→ **Provided data**:
::::

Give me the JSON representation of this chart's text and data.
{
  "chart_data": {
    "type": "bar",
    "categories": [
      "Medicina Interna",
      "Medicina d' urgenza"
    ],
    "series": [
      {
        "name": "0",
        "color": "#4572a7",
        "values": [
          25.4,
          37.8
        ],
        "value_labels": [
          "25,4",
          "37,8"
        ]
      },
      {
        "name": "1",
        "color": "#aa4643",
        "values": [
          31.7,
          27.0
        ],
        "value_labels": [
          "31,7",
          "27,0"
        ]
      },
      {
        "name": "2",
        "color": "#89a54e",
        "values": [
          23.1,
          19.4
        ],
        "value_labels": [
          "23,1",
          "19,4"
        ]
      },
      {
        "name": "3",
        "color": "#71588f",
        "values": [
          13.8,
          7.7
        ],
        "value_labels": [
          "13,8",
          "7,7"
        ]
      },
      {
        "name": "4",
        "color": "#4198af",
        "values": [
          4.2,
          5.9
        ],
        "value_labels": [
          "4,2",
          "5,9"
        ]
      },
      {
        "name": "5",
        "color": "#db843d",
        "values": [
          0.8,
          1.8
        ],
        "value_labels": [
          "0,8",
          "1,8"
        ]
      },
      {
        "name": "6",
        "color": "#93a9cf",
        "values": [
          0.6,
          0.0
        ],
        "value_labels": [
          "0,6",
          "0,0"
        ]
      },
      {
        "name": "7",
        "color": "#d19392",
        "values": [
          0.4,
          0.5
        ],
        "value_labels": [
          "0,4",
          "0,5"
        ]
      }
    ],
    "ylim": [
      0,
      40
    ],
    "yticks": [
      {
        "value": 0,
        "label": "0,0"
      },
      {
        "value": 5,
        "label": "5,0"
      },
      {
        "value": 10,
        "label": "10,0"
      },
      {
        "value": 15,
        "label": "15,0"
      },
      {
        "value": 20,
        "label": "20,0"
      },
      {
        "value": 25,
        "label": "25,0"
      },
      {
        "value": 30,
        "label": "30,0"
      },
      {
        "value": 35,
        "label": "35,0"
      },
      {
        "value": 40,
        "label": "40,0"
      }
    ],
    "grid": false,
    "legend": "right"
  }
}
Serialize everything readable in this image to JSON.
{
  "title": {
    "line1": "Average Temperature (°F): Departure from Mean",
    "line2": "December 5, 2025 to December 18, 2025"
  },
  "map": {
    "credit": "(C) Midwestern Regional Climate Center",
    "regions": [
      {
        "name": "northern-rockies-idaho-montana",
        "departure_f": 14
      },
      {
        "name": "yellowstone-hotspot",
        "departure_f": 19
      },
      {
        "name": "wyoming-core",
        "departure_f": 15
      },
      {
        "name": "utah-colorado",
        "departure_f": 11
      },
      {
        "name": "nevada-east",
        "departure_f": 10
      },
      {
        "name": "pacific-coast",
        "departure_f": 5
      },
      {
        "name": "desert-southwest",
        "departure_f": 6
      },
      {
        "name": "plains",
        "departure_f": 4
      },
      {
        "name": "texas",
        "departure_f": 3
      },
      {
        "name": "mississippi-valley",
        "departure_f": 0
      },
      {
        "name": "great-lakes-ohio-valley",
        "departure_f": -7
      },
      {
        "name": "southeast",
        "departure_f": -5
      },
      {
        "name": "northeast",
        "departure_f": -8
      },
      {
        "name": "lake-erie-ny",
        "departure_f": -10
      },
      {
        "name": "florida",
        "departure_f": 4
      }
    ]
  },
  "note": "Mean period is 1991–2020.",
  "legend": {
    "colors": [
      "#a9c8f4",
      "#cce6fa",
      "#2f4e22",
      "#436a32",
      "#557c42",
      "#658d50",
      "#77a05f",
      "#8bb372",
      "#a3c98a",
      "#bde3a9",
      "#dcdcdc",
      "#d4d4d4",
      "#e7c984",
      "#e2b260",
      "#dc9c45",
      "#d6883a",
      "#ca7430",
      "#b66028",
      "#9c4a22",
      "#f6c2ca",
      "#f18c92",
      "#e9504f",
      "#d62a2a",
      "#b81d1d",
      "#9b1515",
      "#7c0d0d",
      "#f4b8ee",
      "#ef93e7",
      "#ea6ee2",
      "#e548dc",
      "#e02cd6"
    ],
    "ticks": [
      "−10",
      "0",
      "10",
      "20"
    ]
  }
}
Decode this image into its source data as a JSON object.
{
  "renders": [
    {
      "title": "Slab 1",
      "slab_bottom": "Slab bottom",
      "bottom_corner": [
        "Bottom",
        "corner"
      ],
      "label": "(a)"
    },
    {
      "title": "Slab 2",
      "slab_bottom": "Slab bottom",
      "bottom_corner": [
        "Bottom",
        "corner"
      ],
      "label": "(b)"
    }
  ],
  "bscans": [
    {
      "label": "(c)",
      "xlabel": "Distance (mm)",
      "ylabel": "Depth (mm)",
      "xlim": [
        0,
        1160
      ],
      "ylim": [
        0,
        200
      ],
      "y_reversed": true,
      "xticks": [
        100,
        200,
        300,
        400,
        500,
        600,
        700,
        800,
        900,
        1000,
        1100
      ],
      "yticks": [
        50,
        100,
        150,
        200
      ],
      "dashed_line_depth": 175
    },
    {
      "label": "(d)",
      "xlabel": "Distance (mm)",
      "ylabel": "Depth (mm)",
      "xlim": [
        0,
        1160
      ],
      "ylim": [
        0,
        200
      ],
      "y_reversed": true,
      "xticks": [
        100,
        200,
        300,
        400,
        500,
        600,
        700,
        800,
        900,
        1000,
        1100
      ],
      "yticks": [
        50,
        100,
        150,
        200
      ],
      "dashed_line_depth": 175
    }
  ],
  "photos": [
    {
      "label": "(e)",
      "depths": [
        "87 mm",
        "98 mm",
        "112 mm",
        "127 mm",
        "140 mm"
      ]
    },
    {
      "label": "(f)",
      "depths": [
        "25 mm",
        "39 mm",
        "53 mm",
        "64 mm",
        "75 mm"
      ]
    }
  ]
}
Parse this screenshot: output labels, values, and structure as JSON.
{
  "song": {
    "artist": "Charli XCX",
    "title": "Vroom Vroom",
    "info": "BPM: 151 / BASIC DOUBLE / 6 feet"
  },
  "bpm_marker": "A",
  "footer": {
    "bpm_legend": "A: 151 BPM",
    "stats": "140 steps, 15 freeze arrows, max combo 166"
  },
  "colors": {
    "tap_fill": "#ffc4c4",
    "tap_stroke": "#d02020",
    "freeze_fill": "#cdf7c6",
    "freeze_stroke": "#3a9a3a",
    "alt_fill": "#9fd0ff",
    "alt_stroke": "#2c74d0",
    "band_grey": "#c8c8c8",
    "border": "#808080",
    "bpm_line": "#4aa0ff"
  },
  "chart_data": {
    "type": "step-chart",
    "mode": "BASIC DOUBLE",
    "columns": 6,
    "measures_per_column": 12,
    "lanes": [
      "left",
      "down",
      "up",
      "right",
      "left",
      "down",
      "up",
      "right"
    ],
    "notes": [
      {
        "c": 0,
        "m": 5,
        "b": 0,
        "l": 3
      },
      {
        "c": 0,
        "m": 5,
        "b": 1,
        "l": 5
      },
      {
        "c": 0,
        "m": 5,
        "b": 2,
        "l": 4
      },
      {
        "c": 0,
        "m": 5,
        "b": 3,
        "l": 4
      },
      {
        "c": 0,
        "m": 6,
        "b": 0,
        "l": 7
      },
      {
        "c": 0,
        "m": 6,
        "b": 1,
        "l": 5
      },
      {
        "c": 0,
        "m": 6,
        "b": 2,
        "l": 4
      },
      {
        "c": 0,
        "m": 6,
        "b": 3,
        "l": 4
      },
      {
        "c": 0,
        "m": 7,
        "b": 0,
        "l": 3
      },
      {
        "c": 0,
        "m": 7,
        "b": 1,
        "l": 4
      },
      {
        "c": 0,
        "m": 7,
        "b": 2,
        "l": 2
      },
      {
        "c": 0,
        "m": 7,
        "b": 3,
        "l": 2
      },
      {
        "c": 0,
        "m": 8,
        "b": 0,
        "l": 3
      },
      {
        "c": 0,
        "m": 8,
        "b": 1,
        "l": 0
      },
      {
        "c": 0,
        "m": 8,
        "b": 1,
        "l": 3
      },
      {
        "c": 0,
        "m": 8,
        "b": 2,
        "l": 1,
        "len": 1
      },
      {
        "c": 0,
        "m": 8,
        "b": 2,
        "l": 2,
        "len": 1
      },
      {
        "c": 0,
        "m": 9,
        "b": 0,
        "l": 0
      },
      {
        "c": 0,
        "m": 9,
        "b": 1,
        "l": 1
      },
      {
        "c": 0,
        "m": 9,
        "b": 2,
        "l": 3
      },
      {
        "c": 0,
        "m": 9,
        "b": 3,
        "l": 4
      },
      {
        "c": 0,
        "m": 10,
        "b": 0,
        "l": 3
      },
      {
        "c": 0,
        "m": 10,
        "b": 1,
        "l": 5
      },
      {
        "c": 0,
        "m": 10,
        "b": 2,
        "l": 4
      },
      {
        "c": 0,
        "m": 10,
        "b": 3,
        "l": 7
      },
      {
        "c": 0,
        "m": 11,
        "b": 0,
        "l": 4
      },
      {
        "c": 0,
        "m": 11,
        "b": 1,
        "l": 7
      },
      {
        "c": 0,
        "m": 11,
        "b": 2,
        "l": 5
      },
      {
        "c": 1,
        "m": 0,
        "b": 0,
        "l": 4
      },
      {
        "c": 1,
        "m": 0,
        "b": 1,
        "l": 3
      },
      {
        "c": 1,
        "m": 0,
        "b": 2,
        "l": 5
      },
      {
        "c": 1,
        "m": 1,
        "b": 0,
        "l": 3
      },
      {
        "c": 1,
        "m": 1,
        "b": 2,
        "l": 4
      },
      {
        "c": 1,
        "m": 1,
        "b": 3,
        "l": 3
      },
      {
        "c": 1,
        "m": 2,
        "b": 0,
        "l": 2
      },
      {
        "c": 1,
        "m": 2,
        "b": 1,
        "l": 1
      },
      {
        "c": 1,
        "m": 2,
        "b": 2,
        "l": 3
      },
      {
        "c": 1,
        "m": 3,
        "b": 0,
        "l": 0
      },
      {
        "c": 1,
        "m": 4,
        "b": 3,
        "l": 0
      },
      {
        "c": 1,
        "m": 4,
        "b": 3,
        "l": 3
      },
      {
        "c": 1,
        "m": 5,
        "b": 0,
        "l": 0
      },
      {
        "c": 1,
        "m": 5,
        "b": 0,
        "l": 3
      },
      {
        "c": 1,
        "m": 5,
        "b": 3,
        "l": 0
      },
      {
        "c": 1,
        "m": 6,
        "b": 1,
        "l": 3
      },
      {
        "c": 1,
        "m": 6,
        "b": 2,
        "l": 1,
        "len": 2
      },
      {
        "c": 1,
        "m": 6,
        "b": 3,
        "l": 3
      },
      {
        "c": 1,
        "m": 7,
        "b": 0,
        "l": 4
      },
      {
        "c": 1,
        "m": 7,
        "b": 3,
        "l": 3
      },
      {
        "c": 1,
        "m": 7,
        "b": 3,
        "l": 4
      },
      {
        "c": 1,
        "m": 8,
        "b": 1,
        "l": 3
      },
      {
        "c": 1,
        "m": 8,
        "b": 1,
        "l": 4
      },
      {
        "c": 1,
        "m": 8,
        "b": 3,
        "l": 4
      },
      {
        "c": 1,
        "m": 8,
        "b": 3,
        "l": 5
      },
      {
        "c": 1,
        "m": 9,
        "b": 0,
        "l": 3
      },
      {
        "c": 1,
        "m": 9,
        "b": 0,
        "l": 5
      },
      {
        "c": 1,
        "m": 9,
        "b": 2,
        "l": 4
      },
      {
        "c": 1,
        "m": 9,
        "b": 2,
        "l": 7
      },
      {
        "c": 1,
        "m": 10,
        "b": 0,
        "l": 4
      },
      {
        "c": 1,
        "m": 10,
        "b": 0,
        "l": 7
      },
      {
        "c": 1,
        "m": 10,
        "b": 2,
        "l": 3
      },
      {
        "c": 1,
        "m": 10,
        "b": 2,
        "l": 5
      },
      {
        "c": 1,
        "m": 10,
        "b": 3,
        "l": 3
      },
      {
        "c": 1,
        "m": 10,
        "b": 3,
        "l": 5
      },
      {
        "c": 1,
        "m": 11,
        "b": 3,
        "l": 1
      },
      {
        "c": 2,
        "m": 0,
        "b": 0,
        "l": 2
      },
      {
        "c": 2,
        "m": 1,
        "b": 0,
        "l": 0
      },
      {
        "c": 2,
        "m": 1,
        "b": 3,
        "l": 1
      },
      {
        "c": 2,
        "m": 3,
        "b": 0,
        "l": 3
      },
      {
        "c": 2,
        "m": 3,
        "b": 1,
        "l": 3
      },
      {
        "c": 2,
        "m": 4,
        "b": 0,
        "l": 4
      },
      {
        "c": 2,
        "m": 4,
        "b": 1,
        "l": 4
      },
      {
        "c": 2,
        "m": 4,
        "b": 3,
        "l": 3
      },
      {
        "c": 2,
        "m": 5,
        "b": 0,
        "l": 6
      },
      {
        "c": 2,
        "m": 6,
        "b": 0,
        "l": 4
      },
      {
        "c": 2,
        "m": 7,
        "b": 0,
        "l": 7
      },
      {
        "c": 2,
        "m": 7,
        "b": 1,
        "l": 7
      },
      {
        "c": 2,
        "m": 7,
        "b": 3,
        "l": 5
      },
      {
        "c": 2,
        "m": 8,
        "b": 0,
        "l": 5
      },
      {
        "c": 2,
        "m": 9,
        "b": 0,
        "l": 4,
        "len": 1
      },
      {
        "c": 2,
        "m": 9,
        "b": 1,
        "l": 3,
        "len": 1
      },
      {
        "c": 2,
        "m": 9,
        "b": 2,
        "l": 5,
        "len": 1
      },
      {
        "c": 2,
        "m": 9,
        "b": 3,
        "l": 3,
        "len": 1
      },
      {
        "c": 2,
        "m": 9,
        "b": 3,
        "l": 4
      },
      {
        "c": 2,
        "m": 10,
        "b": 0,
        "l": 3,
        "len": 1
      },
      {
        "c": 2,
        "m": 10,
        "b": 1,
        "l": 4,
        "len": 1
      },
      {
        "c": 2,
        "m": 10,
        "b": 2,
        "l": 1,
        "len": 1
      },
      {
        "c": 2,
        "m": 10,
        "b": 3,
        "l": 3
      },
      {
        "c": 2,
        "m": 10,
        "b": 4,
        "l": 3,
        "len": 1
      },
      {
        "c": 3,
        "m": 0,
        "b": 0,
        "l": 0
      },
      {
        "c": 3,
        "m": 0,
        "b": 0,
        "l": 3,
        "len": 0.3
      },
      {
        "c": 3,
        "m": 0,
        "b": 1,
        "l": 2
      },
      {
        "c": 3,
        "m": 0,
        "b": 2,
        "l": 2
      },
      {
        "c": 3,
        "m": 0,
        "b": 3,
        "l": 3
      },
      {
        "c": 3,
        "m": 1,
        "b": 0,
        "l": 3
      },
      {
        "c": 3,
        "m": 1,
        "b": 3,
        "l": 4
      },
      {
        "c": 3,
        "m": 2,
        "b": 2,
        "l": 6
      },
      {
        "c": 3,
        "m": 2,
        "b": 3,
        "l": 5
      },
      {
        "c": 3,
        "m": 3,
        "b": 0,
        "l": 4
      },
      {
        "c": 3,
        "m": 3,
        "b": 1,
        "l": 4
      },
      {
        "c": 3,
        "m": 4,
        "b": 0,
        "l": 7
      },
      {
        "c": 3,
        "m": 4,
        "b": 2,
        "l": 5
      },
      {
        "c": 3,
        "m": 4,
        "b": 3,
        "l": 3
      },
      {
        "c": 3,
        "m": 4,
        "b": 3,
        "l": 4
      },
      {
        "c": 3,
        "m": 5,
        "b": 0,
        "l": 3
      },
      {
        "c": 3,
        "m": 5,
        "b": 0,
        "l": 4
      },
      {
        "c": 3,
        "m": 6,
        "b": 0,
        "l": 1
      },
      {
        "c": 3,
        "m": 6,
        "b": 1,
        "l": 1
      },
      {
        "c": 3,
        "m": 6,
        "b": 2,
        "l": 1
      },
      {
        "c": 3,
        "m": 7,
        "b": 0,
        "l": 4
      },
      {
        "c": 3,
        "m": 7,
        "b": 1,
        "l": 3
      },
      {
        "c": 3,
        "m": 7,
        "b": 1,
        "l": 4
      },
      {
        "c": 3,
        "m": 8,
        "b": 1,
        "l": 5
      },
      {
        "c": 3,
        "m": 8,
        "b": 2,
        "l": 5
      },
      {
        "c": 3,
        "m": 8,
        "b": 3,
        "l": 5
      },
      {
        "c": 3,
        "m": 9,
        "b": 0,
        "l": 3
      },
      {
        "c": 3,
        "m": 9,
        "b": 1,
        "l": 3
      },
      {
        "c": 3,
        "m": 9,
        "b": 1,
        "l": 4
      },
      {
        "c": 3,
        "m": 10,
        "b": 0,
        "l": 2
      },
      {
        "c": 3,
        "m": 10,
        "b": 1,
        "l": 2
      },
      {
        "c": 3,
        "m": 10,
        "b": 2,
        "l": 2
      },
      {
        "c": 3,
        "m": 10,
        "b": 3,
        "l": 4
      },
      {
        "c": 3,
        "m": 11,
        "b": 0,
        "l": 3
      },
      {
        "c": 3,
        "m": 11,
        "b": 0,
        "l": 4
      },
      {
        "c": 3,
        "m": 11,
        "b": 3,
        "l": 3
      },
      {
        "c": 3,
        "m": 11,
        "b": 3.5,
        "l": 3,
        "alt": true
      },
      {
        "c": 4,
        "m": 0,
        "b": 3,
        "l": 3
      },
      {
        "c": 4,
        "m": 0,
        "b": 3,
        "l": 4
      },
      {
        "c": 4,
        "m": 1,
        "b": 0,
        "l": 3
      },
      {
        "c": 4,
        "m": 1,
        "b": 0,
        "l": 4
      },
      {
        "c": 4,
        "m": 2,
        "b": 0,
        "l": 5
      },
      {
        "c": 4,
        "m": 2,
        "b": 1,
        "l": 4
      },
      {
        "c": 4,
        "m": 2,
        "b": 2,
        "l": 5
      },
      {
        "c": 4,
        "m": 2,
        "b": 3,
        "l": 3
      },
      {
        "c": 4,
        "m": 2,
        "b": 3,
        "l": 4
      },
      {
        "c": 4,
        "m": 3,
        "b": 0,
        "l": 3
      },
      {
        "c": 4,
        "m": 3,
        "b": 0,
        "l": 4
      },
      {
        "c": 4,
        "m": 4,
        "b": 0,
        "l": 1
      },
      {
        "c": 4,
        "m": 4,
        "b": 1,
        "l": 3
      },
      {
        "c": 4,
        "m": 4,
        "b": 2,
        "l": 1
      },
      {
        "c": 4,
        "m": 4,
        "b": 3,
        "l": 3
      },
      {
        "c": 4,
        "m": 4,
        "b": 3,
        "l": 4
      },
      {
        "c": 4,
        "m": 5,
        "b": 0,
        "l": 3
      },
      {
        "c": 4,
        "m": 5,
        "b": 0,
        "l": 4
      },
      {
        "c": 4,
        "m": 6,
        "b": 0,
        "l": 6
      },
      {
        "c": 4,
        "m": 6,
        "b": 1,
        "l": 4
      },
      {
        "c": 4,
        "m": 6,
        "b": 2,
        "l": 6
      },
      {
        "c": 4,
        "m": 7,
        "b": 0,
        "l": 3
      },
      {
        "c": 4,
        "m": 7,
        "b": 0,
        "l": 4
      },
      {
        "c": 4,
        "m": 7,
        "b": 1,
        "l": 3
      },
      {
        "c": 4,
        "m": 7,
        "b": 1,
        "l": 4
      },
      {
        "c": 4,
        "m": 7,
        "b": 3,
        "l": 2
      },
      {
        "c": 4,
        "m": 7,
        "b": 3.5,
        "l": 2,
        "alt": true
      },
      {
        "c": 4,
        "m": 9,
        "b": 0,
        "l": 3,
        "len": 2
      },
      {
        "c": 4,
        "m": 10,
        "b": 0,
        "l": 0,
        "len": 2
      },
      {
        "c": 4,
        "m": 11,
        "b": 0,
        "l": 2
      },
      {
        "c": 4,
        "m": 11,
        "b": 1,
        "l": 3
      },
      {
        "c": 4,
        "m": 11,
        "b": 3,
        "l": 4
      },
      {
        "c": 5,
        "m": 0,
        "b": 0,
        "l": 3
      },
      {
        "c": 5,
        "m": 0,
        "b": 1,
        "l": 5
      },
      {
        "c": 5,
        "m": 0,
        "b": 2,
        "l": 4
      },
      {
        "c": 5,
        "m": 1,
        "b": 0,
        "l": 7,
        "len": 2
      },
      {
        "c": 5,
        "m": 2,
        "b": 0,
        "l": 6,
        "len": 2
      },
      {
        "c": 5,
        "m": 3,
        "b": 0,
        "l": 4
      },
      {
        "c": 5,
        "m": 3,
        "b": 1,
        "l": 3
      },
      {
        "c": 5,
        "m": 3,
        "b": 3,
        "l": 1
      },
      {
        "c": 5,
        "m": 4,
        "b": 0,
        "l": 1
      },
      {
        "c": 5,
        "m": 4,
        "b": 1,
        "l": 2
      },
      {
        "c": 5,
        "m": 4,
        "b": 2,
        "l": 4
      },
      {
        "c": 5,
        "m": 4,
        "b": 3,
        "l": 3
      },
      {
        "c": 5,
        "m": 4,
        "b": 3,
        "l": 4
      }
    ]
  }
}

::::

List every line above that contains the word "BASIC".

    "info": "BPM: 151 / BASIC DOUBLE / 6 feet"
    "mode": "BASIC DOUBLE",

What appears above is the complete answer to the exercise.